— start —

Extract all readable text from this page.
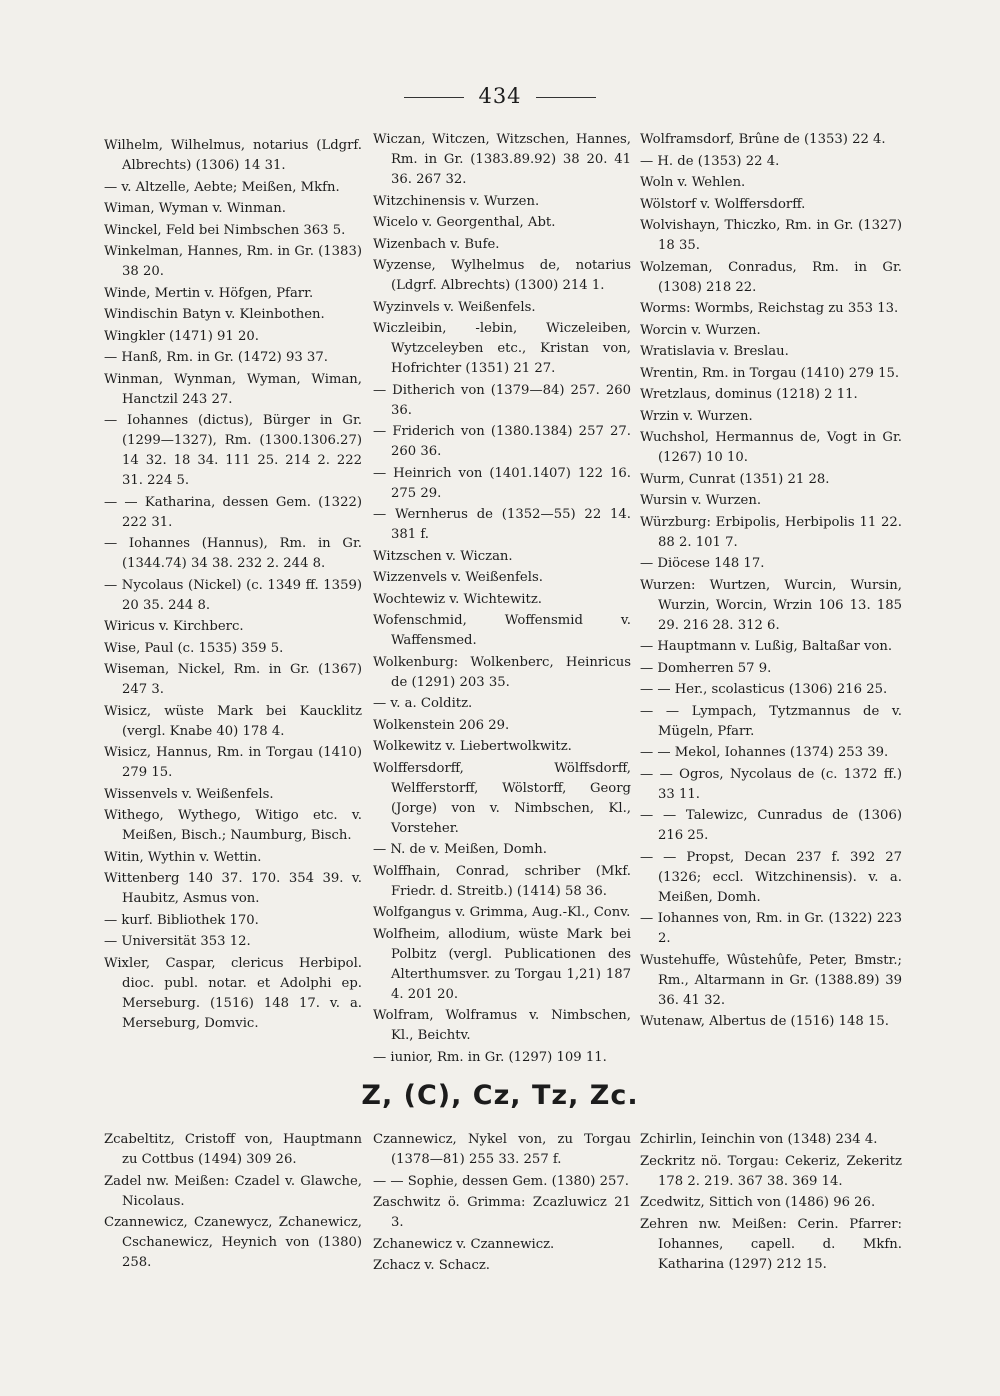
434

Wilhelm, Wilhelmus, notarius (Ldgrf. Albrechts) (1306) 14 31.

— v. Altzelle, Aebte; Meißen, Mkfn.

Wiman, Wyman v. Winman.

Winckel, Feld bei Nimbschen 363 5.

Winkelman, Hannes, Rm. in Gr. (1383) 38 20.

Winde, Mertin v. Höfgen, Pfarr.

Windischin Batyn v. Kleinbothen.

Wingkler (1471) 91 20.

— Hanß, Rm. in Gr. (1472) 93 37.

Winman, Wynman, Wyman, Wiman, Hanctzil 243 27.

— Iohannes (dictus), Bürger in Gr. (1299—1327), Rm. (1300.1306.27) 14 32. 18 34. 111 25. 214 2. 222 31. 224 5.

— — Katharina, dessen Gem. (1322) 222 31.

— Iohannes (Hannus), Rm. in Gr. (1344.74) 34 38. 232 2. 244 8.

— Nycolaus (Nickel) (c. 1349 ff. 1359) 20 35. 244 8.

Wiricus v. Kirchberc.

Wise, Paul (c. 1535) 359 5.

Wiseman, Nickel, Rm. in Gr. (1367) 247 3.

Wisicz, wüste Mark bei Kaucklitz (vergl. Knabe 40) 178 4.

Wisicz, Hannus, Rm. in Torgau (1410) 279 15.

Wissenvels v. Weißenfels.

Withego, Wythego, Witigo etc. v. Meißen, Bisch.; Naumburg, Bisch.

Witin, Wythin v. Wettin.

Wittenberg 140 37. 170. 354 39. v. Haubitz, Asmus von.

— kurf. Bibliothek 170.

— Universität 353 12.

Wixler, Caspar, clericus Herbipol. dioc. publ. notar. et Adolphi ep. Merseburg. (1516) 148 17. v. a. Merseburg, Domvic.

Wiczan, Witczen, Witzschen, Hannes, Rm. in Gr. (1383.89.92) 38 20. 41 36. 267 32.

Witzchinensis v. Wurzen.

Wicelo v. Georgenthal, Abt.

Wizenbach v. Bufe.

Wyzense, Wylhelmus de, notarius (Ldgrf. Albrechts) (1300) 214 1.

Wyzinvels v. Weißenfels.

Wiczleibin, -lebin, Wiczeleiben, Wytzceleyben etc., Kristan von, Hofrichter (1351) 21 27.

— Ditherich von (1379—84) 257. 260 36.

— Friderich von (1380.1384) 257 27. 260 36.

— Heinrich von (1401.1407) 122 16. 275 29.

— Wernherus de (1352—55) 22 14. 381 f.

Witzschen v. Wiczan.

Wizzenvels v. Weißenfels.

Wochtewiz v. Wichtewitz.

Wofenschmid, Woffensmid v. Waffensmed.

Wolkenburg: Wolkenberc, Heinricus de (1291) 203 35.

— v. a. Colditz.

Wolkenstein 206 29.

Wolkewitz v. Liebertwolkwitz.

Wolffersdorff, Wölffsdorff, Welfferstorff, Wölstorff, Georg (Jorge) von v. Nimbschen, Kl., Vorsteher.

— N. de v. Meißen, Domh.

Wolffhain, Conrad, schriber (Mkf. Friedr. d. Streitb.) (1414) 58 36.

Wolfgangus v. Grimma, Aug.-Kl., Conv.

Wolfheim, allodium, wüste Mark bei Polbitz (vergl. Publicationen des Alterthumsver. zu Torgau 1,21) 187 4. 201 20.

Wolfram, Wolframus v. Nimbschen, Kl., Beichtv.

— iunior, Rm. in Gr. (1297) 109 11.

Wolframsdorf, Brûne de (1353) 22 4.

— H. de (1353) 22 4.

Woln v. Wehlen.

Wölstorf v. Wolffersdorff.

Wolvishayn, Thiczko, Rm. in Gr. (1327) 18 35.

Wolzeman, Conradus, Rm. in Gr. (1308) 218 22.

Worms: Wormbs, Reichstag zu 353 13.

Worcin v. Wurzen.

Wratislavia v. Breslau.

Wrentin, Rm. in Torgau (1410) 279 15.

Wretzlaus, dominus (1218) 2 11.

Wrzin v. Wurzen.

Wuchshol, Hermannus de, Vogt in Gr. (1267) 10 10.

Wurm, Cunrat (1351) 21 28.

Wursin v. Wurzen.

Würzburg: Erbipolis, Herbipolis 11 22. 88 2. 101 7.

— Diöcese 148 17.

Wurzen: Wurtzen, Wurcin, Wursin, Wurzin, Worcin, Wrzin 106 13. 185 29. 216 28. 312 6.

— Hauptmann v. Lußig, Baltaßar von.

— Domherren 57 9.

— — Her., scolasticus (1306) 216 25.

— — Lympach, Tytzmannus de v. Mügeln, Pfarr.

— — Mekol, Iohannes (1374) 253 39.

— — Ogros, Nycolaus de (c. 1372 ff.) 33 11.

— — Talewizc, Cunradus de (1306) 216 25.

— — Propst, Decan 237 f. 392 27 (1326; eccl. Witzchinensis). v. a. Meißen, Domh.

— Iohannes von, Rm. in Gr. (1322) 223 2.

Wustehuffe, Wûstehûfe, Peter, Bmstr.; Rm., Altarmann in Gr. (1388.89) 39 36. 41 32.

Wutenaw, Albertus de (1516) 148 15.

Z, (C), Cz, Tz, Zc.

Zcabeltitz, Cristoff von, Hauptmann zu Cottbus (1494) 309 26.

Zadel nw. Meißen: Czadel v. Glawche, Nicolaus.

Czannewicz, Czanewycz, Zchanewicz, Cschanewicz, Heynich von (1380) 258.

Czannewicz, Nykel von, zu Torgau (1378—81) 255 33. 257 f.

— — Sophie, dessen Gem. (1380) 257.

Zaschwitz ö. Grimma: Zcazluwicz 21 3.

Zchanewicz v. Czannewicz.

Zchacz v. Schacz.

Zchirlin, Ieinchin von (1348) 234 4.

Zeckritz nö. Torgau: Cekeriz, Zekeritz 178 2. 219. 367 38. 369 14.

Zcedwitz, Sittich von (1486) 96 26.

Zehren nw. Meißen: Cerin. Pfarrer: Iohannes, capell. d. Mkfn. Katharina (1297) 212 15.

— end —

Required work: Report the number of lines that contain "Zchanewicz", with no other words.

The output: 2